Por fin este fin de semana he conseguido meterme en las aguas cristalina de las gargantas de Gredos.
De nuevo he vuelto a sentir el frio recuperador de las aguas de los neveros.
El sábado por la mañana estuvimos en la Garganta de Alardos, estaba llena de gente, pero eso la verdad es que nos importó poco, sobre todo por las ganas que teniamos de introducirnos en el agua y sentirla en nuestra piel.
Vino a mi memoria Mohamed, no sé si alguna vez os he hablado de él.
Mohamed, es un niño saharahui que lleva unos años viniendo al Arbillas con una familia que curiosamente viven a dos portales de mis padres, en Alcorcón.
Lleva viniendo a España que yo sepa dos años, al menos hace dos años que me fijé en él.
Casi siempre en el Arbillas, si no estoy en el agua , estoy leyendo, es la única época del año en la que puedo dedicarme con tranquilidad a hacerlos, pero cuando le vípor primera vez, tuve que apartar mis ojos del libro, mirarle, observarle y disfrutar de su alegria.
Está en esa edad en la que la mayoria de los niños españoles ya saben nadar, pero le veias a él, con sus manguitos, con su pelo rizado en el que no penetraba el agua, con esos grandes ojos oscuros y esas pestañas que parecian abanicos , llenos de agua.
Cada vez que se metia en el agua, una gran sonrisa aparecia por su boca, sus padres de acogida por estos dos meses, tenian que luchar con él para sacarle del agua cuando ya las yemas de sus dedos estaban arrugadas , porque todo su afán era estár en el liquido elemento.
Cada mañana mientras estaba arropado en su toalla, esperando a que volvieran a dejarle meterse en el agua, siempre hacia la misma pregunta, ¿venimos esta tarde?.
No sé sí le veré este año.
Pero ya el sábado pasado , ví a otra familia, no en el Arbillas, sino en Alardos, con otro niño saharahui.
Mas pequeño que Mohamed, no creo que tenga cumplidos los cinco años, pero era exactamente igual que él en su afan por el agua.
Con un chaleco naranja que le cubria todo el dorso, su pelea y sus juegos en el charco, daban mas vida si cabe a ese rincón de naturaleza.
Pequeño, moreno, con unos ojos como lunas, con ese pelo negro en el que se le resbalaba el agua.
No llevé libro, todavia no he pensado que libros me tocan este verano por leer, pero no necesité leer para aprender y recordar lo aprendido otros años.
A mi cabeza llegaron un montón de pensamientos, en un principio positivos contagiandome de la alegria y las risas que le veia.
Despues pensé en cuantas personas estan perdiendo la vida en un charco mas grande huyendo del hambre, y deseaba con todas mis fuerza que ese niño no fuera mañana uno de ellos.
De momento le quedan algunos años más por venir a estos rincones en el verano, y deseo que eso sea o sirva de algo para tener mas oportunidades que otros de sus vecinos no tienen.
Dejemosnos de tristezas futuras, pero que en realidad son presentes en el gran charco que rodea a la peninsula Iberica, y dediquemos nuestro pensamiento a los chapuzones que espero ver tambien este año de Mohamed.

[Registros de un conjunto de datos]

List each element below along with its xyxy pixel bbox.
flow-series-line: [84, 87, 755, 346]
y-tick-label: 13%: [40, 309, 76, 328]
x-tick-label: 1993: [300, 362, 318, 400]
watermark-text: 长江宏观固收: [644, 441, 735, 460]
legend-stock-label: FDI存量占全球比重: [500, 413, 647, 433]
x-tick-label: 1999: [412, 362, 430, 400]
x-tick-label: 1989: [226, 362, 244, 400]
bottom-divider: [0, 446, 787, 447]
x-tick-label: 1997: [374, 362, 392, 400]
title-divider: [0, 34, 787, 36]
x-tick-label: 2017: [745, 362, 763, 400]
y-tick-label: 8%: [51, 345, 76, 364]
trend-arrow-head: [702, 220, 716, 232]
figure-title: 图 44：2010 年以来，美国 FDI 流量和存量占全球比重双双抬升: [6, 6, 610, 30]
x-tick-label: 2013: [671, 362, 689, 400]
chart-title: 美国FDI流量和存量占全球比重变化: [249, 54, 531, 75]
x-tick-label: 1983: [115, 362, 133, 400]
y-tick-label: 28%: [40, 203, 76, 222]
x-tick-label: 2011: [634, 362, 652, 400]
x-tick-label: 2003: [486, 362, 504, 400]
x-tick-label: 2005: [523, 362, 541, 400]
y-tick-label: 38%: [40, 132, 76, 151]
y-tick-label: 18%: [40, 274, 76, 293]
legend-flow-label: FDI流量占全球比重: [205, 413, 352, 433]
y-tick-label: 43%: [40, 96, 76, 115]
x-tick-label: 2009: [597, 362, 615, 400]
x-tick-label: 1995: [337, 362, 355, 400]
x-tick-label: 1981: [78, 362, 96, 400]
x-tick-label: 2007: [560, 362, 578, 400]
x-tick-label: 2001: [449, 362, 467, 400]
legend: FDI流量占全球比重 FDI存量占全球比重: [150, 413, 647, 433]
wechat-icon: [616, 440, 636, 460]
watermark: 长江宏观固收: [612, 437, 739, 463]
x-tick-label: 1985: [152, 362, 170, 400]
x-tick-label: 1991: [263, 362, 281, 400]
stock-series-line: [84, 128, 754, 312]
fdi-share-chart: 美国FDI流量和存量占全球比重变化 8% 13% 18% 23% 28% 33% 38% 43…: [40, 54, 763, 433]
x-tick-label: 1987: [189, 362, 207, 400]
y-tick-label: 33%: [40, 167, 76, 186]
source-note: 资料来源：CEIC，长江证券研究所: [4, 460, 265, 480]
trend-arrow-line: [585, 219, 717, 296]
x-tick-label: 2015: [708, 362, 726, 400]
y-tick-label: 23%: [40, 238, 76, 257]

▶ [Detalles de la tarea]
Copia sin cambios el fragmento del texto sobre las gargantas de Gredos que va entre "Por fin este" y "padres, en Alcorcón.", ambos incluidos.

▶ [Respuesta]
Por fin este fin de semana he conseguido meterme en las aguas cristalina de las gargantas de Gredos.
De nuevo he vuelto a sentir el frio recuperador de las aguas de los neveros.
El sábado por la mañana estuvimos en la Garganta de Alardos, estaba llena de gente, pero eso la verdad es que nos importó poco, sobre todo por las ganas que teniamos de introducirnos en el agua y sentirla en nuestra piel.
Vino a mi memoria Mohamed, no sé si alguna vez os he hablado de él.
Mohamed, es un niño saharahui que lleva unos años viniendo al Arbillas con una familia que curiosamente viven a dos portales de mis padres, en Alcorcón.